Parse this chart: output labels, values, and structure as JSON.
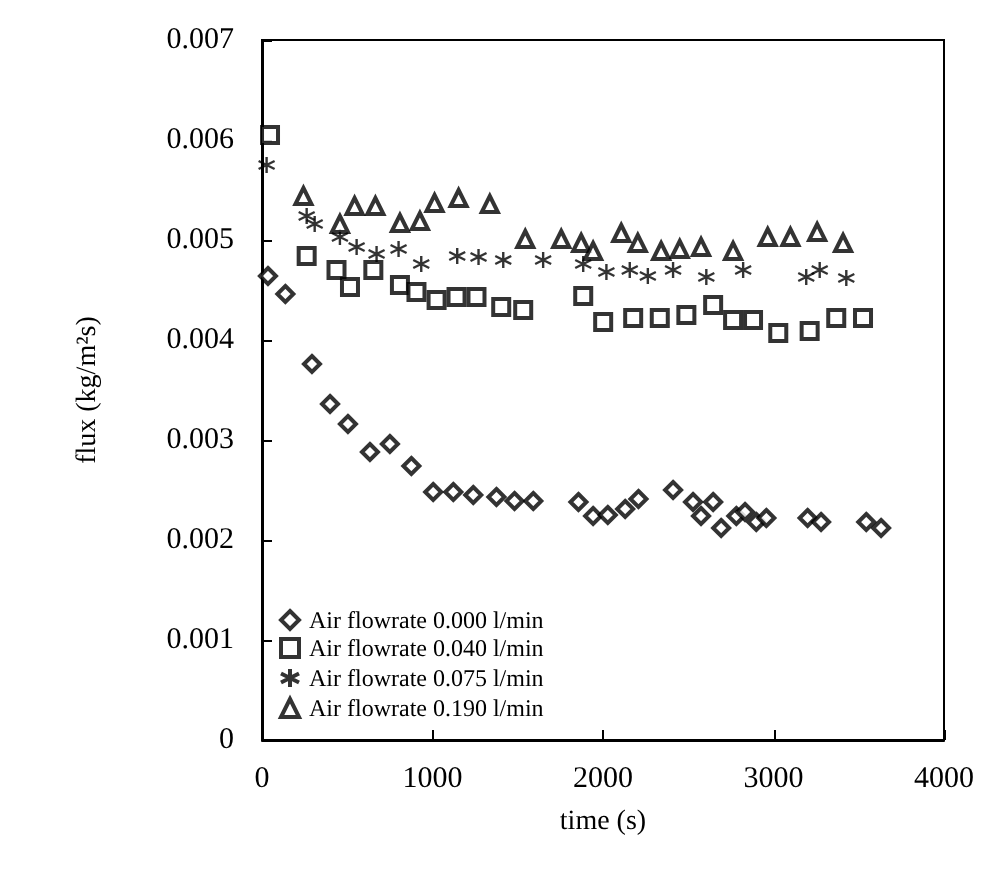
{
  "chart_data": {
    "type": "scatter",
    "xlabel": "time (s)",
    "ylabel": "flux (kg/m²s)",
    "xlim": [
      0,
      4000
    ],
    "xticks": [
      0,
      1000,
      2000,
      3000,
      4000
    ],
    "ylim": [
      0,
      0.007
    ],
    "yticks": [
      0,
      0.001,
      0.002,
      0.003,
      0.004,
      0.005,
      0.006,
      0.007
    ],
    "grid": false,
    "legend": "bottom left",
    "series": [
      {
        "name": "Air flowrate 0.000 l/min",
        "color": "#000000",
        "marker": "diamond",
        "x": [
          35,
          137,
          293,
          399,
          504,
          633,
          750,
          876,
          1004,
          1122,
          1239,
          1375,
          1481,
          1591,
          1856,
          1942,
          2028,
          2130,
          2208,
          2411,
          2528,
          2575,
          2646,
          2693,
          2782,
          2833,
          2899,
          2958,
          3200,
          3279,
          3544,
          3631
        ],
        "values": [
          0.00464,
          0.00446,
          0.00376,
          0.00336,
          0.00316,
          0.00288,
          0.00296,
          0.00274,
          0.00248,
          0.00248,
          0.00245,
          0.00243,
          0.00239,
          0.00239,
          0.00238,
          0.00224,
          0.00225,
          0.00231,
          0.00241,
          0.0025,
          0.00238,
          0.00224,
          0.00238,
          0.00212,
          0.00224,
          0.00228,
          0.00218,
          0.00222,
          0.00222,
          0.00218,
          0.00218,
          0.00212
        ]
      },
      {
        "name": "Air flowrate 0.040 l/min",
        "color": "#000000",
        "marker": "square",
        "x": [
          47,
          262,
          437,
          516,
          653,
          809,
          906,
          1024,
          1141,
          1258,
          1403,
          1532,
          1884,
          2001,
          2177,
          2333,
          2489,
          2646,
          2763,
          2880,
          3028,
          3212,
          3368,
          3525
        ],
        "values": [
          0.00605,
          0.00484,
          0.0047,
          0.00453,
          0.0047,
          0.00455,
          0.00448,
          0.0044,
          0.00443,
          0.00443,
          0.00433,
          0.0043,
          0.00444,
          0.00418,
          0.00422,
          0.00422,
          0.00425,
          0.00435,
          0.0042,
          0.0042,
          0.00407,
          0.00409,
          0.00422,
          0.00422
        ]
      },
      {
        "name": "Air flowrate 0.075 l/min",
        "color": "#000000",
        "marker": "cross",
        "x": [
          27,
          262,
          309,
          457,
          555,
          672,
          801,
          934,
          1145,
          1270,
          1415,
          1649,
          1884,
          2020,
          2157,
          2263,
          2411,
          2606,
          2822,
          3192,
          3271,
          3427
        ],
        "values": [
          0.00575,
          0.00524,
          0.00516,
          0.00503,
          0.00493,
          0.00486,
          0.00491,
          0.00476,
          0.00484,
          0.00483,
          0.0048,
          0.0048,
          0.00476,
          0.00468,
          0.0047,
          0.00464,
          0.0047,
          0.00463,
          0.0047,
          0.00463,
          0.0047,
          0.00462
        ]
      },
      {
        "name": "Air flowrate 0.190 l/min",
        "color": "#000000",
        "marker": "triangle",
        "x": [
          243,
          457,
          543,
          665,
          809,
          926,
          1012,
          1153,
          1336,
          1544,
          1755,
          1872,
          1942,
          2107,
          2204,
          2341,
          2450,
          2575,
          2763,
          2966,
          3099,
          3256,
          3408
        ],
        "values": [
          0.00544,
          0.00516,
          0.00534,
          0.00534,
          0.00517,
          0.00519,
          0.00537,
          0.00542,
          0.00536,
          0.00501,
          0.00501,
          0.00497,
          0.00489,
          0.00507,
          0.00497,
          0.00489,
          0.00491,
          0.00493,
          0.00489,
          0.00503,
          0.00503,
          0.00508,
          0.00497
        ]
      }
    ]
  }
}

* YOUR INSTRUCTIONS
Transcribe the records above verbatim. Do not carry over any picture.

* RESULT
Parse this chart: output labels, values, and structure as JSON.
{
  "chart_data": {
    "type": "scatter",
    "xlabel": "time (s)",
    "ylabel": "flux (kg/m²s)",
    "xlim": [
      0,
      4000
    ],
    "xticks": [
      0,
      1000,
      2000,
      3000,
      4000
    ],
    "ylim": [
      0,
      0.007
    ],
    "yticks": [
      0,
      0.001,
      0.002,
      0.003,
      0.004,
      0.005,
      0.006,
      0.007
    ],
    "grid": false,
    "legend": "bottom left",
    "series": [
      {
        "name": "Air flowrate 0.000 l/min",
        "color": "#000000",
        "marker": "diamond",
        "x": [
          35,
          137,
          293,
          399,
          504,
          633,
          750,
          876,
          1004,
          1122,
          1239,
          1375,
          1481,
          1591,
          1856,
          1942,
          2028,
          2130,
          2208,
          2411,
          2528,
          2575,
          2646,
          2693,
          2782,
          2833,
          2899,
          2958,
          3200,
          3279,
          3544,
          3631
        ],
        "values": [
          0.00464,
          0.00446,
          0.00376,
          0.00336,
          0.00316,
          0.00288,
          0.00296,
          0.00274,
          0.00248,
          0.00248,
          0.00245,
          0.00243,
          0.00239,
          0.00239,
          0.00238,
          0.00224,
          0.00225,
          0.00231,
          0.00241,
          0.0025,
          0.00238,
          0.00224,
          0.00238,
          0.00212,
          0.00224,
          0.00228,
          0.00218,
          0.00222,
          0.00222,
          0.00218,
          0.00218,
          0.00212
        ]
      },
      {
        "name": "Air flowrate 0.040 l/min",
        "color": "#000000",
        "marker": "square",
        "x": [
          47,
          262,
          437,
          516,
          653,
          809,
          906,
          1024,
          1141,
          1258,
          1403,
          1532,
          1884,
          2001,
          2177,
          2333,
          2489,
          2646,
          2763,
          2880,
          3028,
          3212,
          3368,
          3525
        ],
        "values": [
          0.00605,
          0.00484,
          0.0047,
          0.00453,
          0.0047,
          0.00455,
          0.00448,
          0.0044,
          0.00443,
          0.00443,
          0.00433,
          0.0043,
          0.00444,
          0.00418,
          0.00422,
          0.00422,
          0.00425,
          0.00435,
          0.0042,
          0.0042,
          0.00407,
          0.00409,
          0.00422,
          0.00422
        ]
      },
      {
        "name": "Air flowrate 0.075 l/min",
        "color": "#000000",
        "marker": "cross",
        "x": [
          27,
          262,
          309,
          457,
          555,
          672,
          801,
          934,
          1145,
          1270,
          1415,
          1649,
          1884,
          2020,
          2157,
          2263,
          2411,
          2606,
          2822,
          3192,
          3271,
          3427
        ],
        "values": [
          0.00575,
          0.00524,
          0.00516,
          0.00503,
          0.00493,
          0.00486,
          0.00491,
          0.00476,
          0.00484,
          0.00483,
          0.0048,
          0.0048,
          0.00476,
          0.00468,
          0.0047,
          0.00464,
          0.0047,
          0.00463,
          0.0047,
          0.00463,
          0.0047,
          0.00462
        ]
      },
      {
        "name": "Air flowrate 0.190 l/min",
        "color": "#000000",
        "marker": "triangle",
        "x": [
          243,
          457,
          543,
          665,
          809,
          926,
          1012,
          1153,
          1336,
          1544,
          1755,
          1872,
          1942,
          2107,
          2204,
          2341,
          2450,
          2575,
          2763,
          2966,
          3099,
          3256,
          3408
        ],
        "values": [
          0.00544,
          0.00516,
          0.00534,
          0.00534,
          0.00517,
          0.00519,
          0.00537,
          0.00542,
          0.00536,
          0.00501,
          0.00501,
          0.00497,
          0.00489,
          0.00507,
          0.00497,
          0.00489,
          0.00491,
          0.00493,
          0.00489,
          0.00503,
          0.00503,
          0.00508,
          0.00497
        ]
      }
    ]
  }
}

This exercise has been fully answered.